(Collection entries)
================================

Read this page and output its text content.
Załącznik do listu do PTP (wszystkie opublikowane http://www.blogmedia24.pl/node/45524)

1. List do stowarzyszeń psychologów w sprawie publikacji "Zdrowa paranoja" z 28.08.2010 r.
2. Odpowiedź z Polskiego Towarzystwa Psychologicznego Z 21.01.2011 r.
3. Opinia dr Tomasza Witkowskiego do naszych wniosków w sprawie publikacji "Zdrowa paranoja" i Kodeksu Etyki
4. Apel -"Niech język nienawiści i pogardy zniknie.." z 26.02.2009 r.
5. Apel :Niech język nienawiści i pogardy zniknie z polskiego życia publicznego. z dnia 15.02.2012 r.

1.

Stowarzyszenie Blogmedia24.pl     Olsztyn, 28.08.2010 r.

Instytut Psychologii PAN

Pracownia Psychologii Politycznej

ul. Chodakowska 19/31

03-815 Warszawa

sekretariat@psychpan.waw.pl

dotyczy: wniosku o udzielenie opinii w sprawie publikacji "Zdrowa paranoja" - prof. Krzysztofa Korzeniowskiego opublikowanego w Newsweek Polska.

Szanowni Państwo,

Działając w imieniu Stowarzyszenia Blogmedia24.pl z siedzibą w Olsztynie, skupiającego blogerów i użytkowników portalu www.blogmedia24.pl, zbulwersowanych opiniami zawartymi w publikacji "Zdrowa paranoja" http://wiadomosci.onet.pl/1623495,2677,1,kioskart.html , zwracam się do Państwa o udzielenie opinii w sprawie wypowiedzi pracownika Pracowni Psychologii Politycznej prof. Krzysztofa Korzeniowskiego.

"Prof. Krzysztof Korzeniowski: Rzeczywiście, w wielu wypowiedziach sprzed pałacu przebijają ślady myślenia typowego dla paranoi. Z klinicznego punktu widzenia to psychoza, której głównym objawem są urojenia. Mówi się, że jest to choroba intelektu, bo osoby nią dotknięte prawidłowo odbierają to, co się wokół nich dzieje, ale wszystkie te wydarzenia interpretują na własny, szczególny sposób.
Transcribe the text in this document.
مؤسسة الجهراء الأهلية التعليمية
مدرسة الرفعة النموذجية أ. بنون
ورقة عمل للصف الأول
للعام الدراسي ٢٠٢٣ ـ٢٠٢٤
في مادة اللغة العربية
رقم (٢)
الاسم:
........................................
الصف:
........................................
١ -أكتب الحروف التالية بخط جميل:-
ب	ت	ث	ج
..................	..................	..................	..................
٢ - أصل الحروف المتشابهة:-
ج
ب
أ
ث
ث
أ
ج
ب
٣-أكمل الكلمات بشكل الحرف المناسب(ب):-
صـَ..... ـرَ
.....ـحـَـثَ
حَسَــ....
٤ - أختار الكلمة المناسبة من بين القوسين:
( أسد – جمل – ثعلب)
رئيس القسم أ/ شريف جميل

================================

### [Written problem]
Count how many lines hold the string "opinii" and give that number alone.

### [Exercise output]
2